■ THE DATA:
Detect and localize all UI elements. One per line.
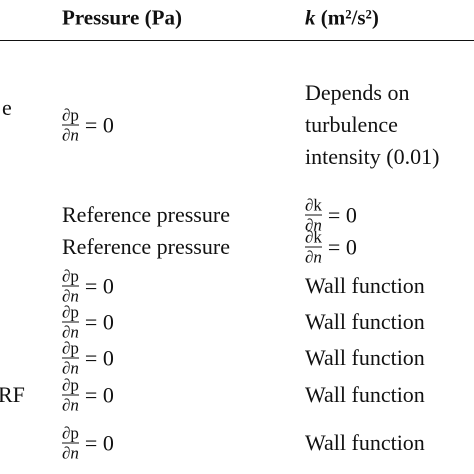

...

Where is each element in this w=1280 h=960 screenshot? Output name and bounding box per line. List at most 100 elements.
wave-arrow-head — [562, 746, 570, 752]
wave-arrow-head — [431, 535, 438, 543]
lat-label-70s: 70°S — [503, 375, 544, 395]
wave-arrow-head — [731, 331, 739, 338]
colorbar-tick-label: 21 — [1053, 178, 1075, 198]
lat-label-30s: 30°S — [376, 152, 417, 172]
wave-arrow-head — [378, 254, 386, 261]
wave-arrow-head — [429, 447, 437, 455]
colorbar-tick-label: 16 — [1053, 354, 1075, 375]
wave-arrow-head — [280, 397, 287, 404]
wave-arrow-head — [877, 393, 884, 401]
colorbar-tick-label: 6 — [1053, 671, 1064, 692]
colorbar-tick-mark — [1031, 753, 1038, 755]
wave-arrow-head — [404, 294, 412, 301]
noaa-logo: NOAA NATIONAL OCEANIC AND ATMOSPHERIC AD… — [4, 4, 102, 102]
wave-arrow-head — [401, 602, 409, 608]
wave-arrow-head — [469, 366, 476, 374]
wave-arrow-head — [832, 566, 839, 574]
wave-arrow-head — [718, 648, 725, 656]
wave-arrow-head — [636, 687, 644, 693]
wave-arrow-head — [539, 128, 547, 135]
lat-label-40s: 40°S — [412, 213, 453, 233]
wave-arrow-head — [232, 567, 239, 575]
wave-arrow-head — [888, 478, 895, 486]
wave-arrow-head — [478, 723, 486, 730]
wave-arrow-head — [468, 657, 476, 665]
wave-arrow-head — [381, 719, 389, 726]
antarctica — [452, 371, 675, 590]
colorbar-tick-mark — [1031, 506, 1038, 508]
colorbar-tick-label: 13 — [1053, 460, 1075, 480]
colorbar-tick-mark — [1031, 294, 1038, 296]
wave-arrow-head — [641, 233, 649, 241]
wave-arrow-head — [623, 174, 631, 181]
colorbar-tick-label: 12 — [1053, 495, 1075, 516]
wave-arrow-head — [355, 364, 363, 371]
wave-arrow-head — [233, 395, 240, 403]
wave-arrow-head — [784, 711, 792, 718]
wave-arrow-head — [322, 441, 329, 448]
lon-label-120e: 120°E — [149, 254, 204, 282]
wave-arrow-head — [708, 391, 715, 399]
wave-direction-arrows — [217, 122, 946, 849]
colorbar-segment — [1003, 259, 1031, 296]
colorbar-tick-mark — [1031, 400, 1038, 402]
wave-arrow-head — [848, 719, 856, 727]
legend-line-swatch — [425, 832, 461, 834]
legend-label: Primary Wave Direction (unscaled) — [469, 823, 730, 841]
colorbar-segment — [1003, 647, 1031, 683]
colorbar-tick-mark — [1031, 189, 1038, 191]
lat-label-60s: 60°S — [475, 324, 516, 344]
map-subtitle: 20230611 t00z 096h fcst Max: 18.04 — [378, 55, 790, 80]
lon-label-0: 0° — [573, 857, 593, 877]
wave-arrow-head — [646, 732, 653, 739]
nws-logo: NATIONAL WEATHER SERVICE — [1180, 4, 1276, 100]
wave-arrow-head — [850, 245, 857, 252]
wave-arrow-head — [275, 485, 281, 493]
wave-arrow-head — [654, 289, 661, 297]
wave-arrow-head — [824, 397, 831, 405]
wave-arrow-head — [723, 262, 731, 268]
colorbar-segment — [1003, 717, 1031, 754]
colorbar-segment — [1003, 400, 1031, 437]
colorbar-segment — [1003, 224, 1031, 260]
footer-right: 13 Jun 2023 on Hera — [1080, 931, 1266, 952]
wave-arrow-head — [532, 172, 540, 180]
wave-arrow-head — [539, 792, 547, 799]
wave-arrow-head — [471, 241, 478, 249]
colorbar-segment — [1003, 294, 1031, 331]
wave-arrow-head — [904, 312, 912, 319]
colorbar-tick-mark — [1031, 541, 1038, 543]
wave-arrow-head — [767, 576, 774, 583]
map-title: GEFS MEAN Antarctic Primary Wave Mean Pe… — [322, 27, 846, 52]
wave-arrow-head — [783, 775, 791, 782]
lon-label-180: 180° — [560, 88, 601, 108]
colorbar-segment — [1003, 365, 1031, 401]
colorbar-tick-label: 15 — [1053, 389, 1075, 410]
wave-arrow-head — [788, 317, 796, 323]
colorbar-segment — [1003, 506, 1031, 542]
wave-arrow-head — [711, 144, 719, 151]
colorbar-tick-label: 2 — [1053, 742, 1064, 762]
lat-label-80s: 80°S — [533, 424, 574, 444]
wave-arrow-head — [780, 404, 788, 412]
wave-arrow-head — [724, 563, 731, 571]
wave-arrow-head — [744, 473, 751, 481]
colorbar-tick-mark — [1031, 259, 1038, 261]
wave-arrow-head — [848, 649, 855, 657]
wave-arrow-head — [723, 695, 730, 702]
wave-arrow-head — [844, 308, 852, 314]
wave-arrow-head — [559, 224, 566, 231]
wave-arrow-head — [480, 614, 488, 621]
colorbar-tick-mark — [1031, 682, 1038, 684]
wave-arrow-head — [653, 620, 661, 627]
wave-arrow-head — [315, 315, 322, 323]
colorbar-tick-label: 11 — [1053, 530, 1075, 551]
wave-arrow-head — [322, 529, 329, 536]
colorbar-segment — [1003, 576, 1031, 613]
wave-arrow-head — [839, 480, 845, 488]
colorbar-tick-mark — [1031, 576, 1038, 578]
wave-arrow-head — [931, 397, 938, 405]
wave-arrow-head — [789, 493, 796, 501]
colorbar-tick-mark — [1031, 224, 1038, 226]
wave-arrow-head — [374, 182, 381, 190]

---

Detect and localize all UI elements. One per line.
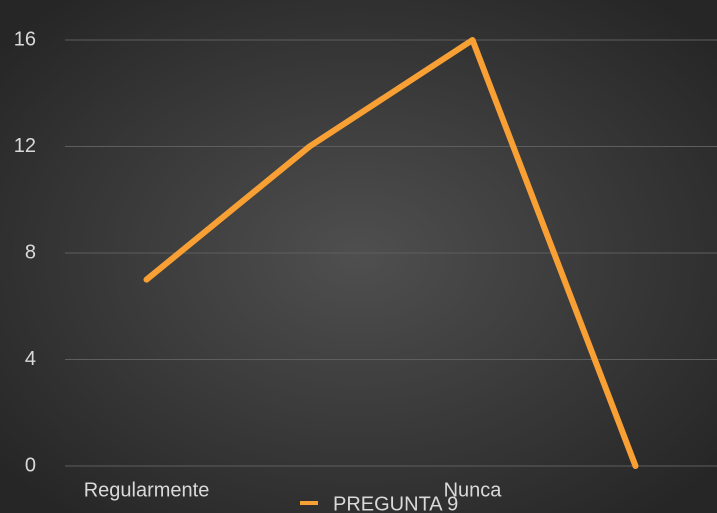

■ PROBLEM TO WORK ON:
Lay out the entries between the line holding "Where is each" and the line holding "wave-arrow-head — [233, 395, 240, 403]", inclusive, as a JSON list of strings with one string per line and blank lines omitted.

■ ANSWER TO THIS TASK:
[
  "Where is each element in this w=1280 h=960 screenshot? Output name and bounding box per line. List at most 100 elements.",
  "wave-arrow-head — [562, 746, 570, 752]",
  "wave-arrow-head — [431, 535, 438, 543]",
  "lat-label-70s: 70°S — [503, 375, 544, 395]",
  "wave-arrow-head — [731, 331, 739, 338]",
  "colorbar-tick-label: 21 — [1053, 178, 1075, 198]",
  "lat-label-30s: 30°S — [376, 152, 417, 172]",
  "wave-arrow-head — [378, 254, 386, 261]",
  "wave-arrow-head — [429, 447, 437, 455]",
  "colorbar-tick-label: 16 — [1053, 354, 1075, 375]",
  "wave-arrow-head — [280, 397, 287, 404]",
  "wave-arrow-head — [877, 393, 884, 401]",
  "colorbar-tick-label: 6 — [1053, 671, 1064, 692]",
  "colorbar-tick-mark — [1031, 753, 1038, 755]",
  "wave-arrow-head — [404, 294, 412, 301]",
  "noaa-logo: NOAA NATIONAL OCEANIC AND ATMOSPHERIC AD… — [4, 4, 102, 102]",
  "wave-arrow-head — [401, 602, 409, 608]",
  "wave-arrow-head — [469, 366, 476, 374]",
  "wave-arrow-head — [832, 566, 839, 574]",
  "wave-arrow-head — [718, 648, 725, 656]",
  "wave-arrow-head — [636, 687, 644, 693]",
  "wave-arrow-head — [539, 128, 547, 135]",
  "lat-label-40s: 40°S — [412, 213, 453, 233]",
  "wave-arrow-head — [232, 567, 239, 575]",
  "wave-arrow-head — [888, 478, 895, 486]",
  "wave-arrow-head — [478, 723, 486, 730]",
  "wave-arrow-head — [468, 657, 476, 665]",
  "wave-arrow-head — [381, 719, 389, 726]",
  "antarctica — [452, 371, 675, 590]",
  "colorbar-tick-mark — [1031, 506, 1038, 508]",
  "colorbar-tick-label: 13 — [1053, 460, 1075, 480]",
  "colorbar-tick-mark — [1031, 294, 1038, 296]",
  "wave-arrow-head — [641, 233, 649, 241]",
  "wave-arrow-head — [623, 174, 631, 181]",
  "colorbar-tick-label: 12 — [1053, 495, 1075, 516]",
  "wave-arrow-head — [355, 364, 363, 371]",
  "wave-arrow-head — [233, 395, 240, 403]"
]